**Consigne:** Transcrivez à l'identique le passage de l'extrait sur le jeu vidéo et Medipix qui commence par « Pierre Parneix, médecin » et se poursuit jusqu'à « de choses ! ) ».

**Extrait choisi:**
>>>>>

J’ai une autre passion : le jeu vidéo. Je ne suis pas un grand joueur mais j’aime en créer. Le jeu vidéo est un outil méconnu comme vecteur pédagogique pourtant c’est comme cela que nous apprenons tous au plus jeune âge ! Le jeu vidéo comporte un aspect ludique qui favorise la sécrétion des hormones de récompense et des émotions et permet ainsi un meilleur apprentissage. Il y a d’autres avantages comme une disponibilité de l’information 24h/24, une capacité à tracer les actions du joueur, une composante aléatoire ce qui permet de rapprocher l’expérience de ce qui se passe vraiment dans la réalité, et même un aspect multijoueur possible. On parle de serious game pour un jeu quand le rapport jeu/pédagogie est équilibré. Vous connaissez tous un serious game : le scrabble qui permet d’apprendre l’orthographe ! J’aimerais dans mes projets combiner la médecine avec les jeux vidéos.

Ok mais c’est quoi ta société et que fait-elle ?

Pierre Parneix, médecin de santé publique président de la SF2H (Société Française d’hygiène hospitalière) m’a fait confiance pour transposer en réalité virtuelle un dispositif de simulation existant : la chambre des erreurs. Ayant besoin d’acheter du matériel et de travailler avec des freelances (mon beau-frère, ma sœur,..), il a fallu créer une entreprise ! Ainsi était né, après beaucoup de réflexion : MEDIPIX. (Dans la suite, je vous présente mes projets, mais l’idée n’est pas de faire une publicité ! Simplement de vous montrer que l’on peut créer plein de choses ! )

Un hôpital virtuel où on peut apprendre de multiples compétences de manière amusante avec juste une tablette Medipix n’est pas une start-up, c’est une entreprise classique qui fait de la prestation de service. L’objectif est d’aider les acteurs en santé à concevoir des outils de communication (sites web, vidéos, application mobile, serious games) avec une double compétence médicale et technique pour gagner en temps et en adaptation au besoin. C’est en gros une agence de communication mais spécialisée en santé.

<<<<<

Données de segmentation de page
>>>>>

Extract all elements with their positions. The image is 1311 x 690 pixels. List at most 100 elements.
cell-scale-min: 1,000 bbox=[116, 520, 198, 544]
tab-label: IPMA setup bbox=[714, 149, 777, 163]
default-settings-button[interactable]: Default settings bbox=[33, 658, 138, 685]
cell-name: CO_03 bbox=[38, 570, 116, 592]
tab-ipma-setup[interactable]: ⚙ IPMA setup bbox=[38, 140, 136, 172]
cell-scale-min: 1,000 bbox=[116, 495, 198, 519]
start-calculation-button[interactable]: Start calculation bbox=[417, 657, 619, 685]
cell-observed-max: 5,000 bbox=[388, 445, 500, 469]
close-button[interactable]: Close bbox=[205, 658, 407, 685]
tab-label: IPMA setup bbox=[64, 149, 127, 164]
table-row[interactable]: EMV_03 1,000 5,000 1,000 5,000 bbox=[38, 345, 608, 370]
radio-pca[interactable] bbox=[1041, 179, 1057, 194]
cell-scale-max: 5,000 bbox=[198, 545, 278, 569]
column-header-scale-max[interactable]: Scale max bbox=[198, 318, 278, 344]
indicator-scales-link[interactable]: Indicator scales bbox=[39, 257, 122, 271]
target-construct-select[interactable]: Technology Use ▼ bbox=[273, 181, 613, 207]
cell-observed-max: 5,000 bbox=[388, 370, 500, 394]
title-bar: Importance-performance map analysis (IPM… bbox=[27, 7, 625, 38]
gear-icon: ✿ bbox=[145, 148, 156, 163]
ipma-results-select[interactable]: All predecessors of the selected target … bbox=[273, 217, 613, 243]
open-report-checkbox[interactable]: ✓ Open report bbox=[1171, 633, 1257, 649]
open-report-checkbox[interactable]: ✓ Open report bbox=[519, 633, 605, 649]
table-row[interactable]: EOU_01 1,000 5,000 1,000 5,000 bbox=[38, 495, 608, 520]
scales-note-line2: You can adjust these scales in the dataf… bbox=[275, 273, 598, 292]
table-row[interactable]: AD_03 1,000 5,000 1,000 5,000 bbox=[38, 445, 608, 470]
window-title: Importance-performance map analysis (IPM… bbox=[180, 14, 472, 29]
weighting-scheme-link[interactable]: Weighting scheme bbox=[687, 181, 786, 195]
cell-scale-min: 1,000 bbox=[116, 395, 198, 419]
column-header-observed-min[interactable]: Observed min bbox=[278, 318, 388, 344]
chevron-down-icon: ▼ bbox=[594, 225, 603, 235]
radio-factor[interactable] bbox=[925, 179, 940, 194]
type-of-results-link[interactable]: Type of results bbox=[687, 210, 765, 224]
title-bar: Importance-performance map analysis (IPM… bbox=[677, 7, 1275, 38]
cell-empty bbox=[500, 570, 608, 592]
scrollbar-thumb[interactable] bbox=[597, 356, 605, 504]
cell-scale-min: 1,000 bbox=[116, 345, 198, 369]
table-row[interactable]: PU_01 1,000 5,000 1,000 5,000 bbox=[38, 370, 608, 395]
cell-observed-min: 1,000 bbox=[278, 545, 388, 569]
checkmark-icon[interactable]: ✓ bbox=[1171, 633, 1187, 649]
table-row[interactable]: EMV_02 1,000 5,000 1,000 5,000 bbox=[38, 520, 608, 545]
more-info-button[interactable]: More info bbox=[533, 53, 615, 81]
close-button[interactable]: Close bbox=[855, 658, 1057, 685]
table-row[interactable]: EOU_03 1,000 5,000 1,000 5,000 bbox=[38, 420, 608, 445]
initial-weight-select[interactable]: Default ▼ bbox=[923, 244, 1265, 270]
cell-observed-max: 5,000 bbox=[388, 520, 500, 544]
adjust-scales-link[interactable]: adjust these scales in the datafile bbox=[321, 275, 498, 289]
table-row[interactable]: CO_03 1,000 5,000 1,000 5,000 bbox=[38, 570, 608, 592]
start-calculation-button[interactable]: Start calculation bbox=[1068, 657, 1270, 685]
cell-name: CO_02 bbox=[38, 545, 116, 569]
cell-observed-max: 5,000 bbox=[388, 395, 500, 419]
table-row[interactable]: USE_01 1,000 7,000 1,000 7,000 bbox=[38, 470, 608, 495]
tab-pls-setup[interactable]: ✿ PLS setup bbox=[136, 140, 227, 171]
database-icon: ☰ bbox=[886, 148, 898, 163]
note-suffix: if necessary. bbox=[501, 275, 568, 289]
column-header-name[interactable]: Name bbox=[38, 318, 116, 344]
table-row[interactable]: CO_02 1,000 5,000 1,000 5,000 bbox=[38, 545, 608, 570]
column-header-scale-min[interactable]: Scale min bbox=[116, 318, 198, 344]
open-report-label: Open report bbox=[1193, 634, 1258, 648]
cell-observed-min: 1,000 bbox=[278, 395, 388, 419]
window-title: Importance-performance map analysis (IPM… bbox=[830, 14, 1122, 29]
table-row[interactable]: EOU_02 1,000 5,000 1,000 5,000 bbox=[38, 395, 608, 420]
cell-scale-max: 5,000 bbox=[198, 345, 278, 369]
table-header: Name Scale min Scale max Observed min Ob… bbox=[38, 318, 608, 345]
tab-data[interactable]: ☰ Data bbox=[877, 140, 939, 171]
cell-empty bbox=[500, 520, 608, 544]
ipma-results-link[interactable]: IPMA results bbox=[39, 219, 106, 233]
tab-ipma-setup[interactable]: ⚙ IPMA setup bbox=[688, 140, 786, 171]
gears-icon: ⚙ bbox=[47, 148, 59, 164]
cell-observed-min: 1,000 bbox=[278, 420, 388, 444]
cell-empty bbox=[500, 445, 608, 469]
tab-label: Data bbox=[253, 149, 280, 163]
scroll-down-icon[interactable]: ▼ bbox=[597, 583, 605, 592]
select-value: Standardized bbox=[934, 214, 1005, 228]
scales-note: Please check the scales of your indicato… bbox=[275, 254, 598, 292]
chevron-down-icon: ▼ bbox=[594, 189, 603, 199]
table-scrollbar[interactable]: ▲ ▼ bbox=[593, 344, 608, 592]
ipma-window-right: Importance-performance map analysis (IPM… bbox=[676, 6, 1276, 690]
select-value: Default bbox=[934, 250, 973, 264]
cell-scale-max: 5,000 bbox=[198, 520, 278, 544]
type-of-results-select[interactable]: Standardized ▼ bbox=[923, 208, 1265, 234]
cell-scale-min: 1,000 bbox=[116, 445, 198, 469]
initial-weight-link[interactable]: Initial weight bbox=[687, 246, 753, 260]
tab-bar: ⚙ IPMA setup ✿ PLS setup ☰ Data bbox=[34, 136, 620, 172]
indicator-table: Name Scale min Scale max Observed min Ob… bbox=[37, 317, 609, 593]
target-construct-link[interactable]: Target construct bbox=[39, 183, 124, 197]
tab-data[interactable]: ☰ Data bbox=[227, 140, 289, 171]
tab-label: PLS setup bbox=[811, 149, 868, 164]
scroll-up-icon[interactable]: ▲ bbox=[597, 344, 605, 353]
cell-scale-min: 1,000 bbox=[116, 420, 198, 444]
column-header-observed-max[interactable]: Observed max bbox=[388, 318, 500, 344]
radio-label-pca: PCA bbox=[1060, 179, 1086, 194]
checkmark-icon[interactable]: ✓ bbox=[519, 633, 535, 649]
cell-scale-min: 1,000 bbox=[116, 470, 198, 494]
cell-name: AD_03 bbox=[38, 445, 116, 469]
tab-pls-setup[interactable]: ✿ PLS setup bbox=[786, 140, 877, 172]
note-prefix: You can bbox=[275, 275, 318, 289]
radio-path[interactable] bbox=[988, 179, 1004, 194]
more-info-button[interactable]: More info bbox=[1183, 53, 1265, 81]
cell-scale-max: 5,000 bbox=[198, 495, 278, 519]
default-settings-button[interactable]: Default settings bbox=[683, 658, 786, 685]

<<<<<

**Résultat ci-dessous:**
Pierre Parneix, médecin de santé publique président de la SF2H (Société Française d’hygiène hospitalière) m’a fait confiance pour transposer en réalité virtuelle un dispositif de simulation existant : la chambre des erreurs. Ayant besoin d’acheter du matériel et de travailler avec des freelances (mon beau-frère, ma sœur,..), il a fallu créer une entreprise ! Ainsi était né, après beaucoup de réflexion : MEDIPIX. (Dans la suite, je vous présente mes projets, mais l’idée n’est pas de faire une publicité ! Simplement de vous montrer que l’on peut créer plein de choses ! )